■ Quoted passage ■
......

One of the biggest struggles I have is feeling like an unimportant human being. I am awfully good at using stuff: food, water, air, space, time, money, coffee, beer... I can consume like no other. But when it comes to producing, to being useful, it's a stretch to think of anything that I am Vitally Important for.
I have always had a philosophical problem with the idea held by some people that my worth as a person is warranted by my offspring. As if by raising the next generation of "world changers" or giving birth to the future Dalai Lama I will somehow make up for being born myself. Since I was a small child I have felt an almost desperate sense of Needing to Be Important. I want to be the world changer, the Dalai Lama, myself. Anybody with a uterus can crank out kids, and some of the best people in the history of the world have come from the worst parents, and vice versa, so I have a hard time swallowing the thought that my redemption comes through the Mighty People that I have borne. Motherhood is a high calling, and for most of my life, it remains true that if I am necessary anywhere as a human being, it is in this capacity. Not because I am raising the next president of the United States or the future Miss America, but because I am raising human beings, and like me, and like you, they need love.
I have always yearned to do more, to be more, to be Necessary, on a less biological and instinctive scale. I am necessary to my children because nature dictates it. If I do my job well, at some point I will not longer be necessary to them at all, and then I have succeeded in producing something. Lord willing it will be something good - four something goods - so far it seems like it might work out. But when that project is complete, where is my place in the cosmos? How will I then become necessary again? And to whom? Or do I get parked in the junk yard with the other broken down unnecessaries that haven't found a permanent place for when they're not dead yet?
I want to be Unequivocally Important in this life. I want people hanging on my every written word, and lives radically changed because I am there to make a difference.
Romantically, I am not necessary to anyone. As much as I want to be the last thing Some One thinks about at night and the first thing that Some One reaches for in the morning, I am needed by no one. I have made the foolish mistake a thousand times over of falling in love with someone, allowing them to become "necessary" to me, when I am nothing but an option to them - if that. No one person needs me at the end of the day to tell their stories to, lean their head on, wrap their arms around. I am no body's best friend, confidant, lover, resting place. And no amount of needing from me makes me necessary to them. It's like an empty sucking vacuum in space. It's survivable, but it sure isn't fun. Which begs the question - what is actually necessary? It feels necessary to be loved by one person above all others, but time has proved the sad truth that it isn't. It feels necessary to be touched, and adored and heard and known, but again, no one I know is dying of singleness. It feels like dying sometimes. Like being buried alive. Romance isn't necessary.

......

■ Supplied entries ■
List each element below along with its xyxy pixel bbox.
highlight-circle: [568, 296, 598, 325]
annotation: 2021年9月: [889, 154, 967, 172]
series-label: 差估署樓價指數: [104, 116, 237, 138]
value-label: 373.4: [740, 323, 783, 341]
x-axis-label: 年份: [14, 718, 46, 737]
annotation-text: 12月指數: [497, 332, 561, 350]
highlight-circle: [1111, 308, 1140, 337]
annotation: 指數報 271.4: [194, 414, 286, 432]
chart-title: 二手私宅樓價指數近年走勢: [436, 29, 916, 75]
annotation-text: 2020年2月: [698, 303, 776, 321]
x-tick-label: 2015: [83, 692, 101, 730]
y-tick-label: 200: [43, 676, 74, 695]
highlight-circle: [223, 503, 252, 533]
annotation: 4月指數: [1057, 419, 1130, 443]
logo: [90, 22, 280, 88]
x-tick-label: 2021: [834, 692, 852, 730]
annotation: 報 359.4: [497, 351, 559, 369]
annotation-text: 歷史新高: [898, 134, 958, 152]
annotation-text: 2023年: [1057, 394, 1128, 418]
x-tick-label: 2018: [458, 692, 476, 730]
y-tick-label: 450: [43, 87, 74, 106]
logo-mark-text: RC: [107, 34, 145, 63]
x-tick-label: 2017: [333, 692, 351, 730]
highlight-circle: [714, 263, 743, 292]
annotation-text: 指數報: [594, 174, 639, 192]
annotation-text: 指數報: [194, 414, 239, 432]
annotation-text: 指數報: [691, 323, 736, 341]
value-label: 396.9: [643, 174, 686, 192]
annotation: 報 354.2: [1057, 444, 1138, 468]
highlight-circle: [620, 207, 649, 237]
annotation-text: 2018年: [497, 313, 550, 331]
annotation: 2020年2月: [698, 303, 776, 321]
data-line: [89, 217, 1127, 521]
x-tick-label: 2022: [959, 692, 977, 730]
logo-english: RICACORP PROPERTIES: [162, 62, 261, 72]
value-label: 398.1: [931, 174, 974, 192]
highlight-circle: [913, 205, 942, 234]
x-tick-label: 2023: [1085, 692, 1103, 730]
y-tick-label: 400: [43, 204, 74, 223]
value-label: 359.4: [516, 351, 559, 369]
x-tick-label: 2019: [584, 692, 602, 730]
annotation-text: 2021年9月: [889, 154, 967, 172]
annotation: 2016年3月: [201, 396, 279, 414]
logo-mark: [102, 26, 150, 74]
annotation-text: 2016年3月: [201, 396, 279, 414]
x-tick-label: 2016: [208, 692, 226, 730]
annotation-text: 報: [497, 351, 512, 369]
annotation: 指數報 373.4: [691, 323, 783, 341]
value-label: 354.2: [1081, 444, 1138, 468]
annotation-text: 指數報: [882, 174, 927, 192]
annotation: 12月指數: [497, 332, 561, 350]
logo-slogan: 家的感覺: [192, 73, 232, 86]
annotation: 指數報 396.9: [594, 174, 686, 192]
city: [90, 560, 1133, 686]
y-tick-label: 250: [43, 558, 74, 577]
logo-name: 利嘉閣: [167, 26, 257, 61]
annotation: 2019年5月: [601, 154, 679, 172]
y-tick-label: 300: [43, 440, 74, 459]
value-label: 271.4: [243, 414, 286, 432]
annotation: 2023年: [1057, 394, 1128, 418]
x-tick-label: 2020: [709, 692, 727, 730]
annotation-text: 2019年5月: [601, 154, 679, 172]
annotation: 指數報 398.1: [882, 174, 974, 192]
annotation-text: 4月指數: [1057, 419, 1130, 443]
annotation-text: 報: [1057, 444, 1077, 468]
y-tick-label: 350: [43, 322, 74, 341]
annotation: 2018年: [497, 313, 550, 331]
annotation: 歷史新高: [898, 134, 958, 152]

......

■ To do ■
A: Answer these about the essay on feeling unnecessary, please:
(i) What figure does the writer say she wants to be herself, rather than give birth to?
(ii) How many children does the writer hope turn out to be "something goods"?
(iii) In the paragraph beginning "Romantically, I am not necessary to anyone," what does the writer liken the situation to in space?
B: Write the next paragraph or two of the essay on feeling unnecessary, picking up after its final sentence.

■ Answers to the problems ■
A:
(i) The Dalai Lama.
(ii) Four.
(iii) An empty sucking vacuum in space.

B:
But Love is necessary, and it goes on in spite of the pain, or loneliness, or the feeling of NEEDING that pervades everything. Love isn't the thing that you get from someone else, the touches, the feels - it's the thing that you give. We are all programmed to think that love is something we receive from the outside in, but the reality is that love comes from within us as whole human beings. And for all of the feeling needy, I have a lot of love to give even when it doesn't seem like it's coming in from anywhere.
Love is the thing that makes me necessary. It's the Thing of Vital Importance that I have to give the world. I am not building skyscrapers or raising people from the dead, but I am necessary in the choices that I make out of love every day. I have learned this from the people who have given me love and met my needs, both accidentally and intentionally. The big hug. The hand on the shoulder. The cold beer, or $20 to help out. The phone call out of the blue or random act of kindness. The George Baileys in this life that have given up their big suitcases to take care of a community, and the Father Darlings who have packed their dreams into a drawer to only look at occasionally in exchange for loving a family. The people that have saved my life by just Being There, by telling me I am Worthy, and I am Strong, and I can move ahead. These are the things that I have received and the things that I can give that might make the difference in the day or the month or the year or the life of a total stranger or my best friend. This is necessary.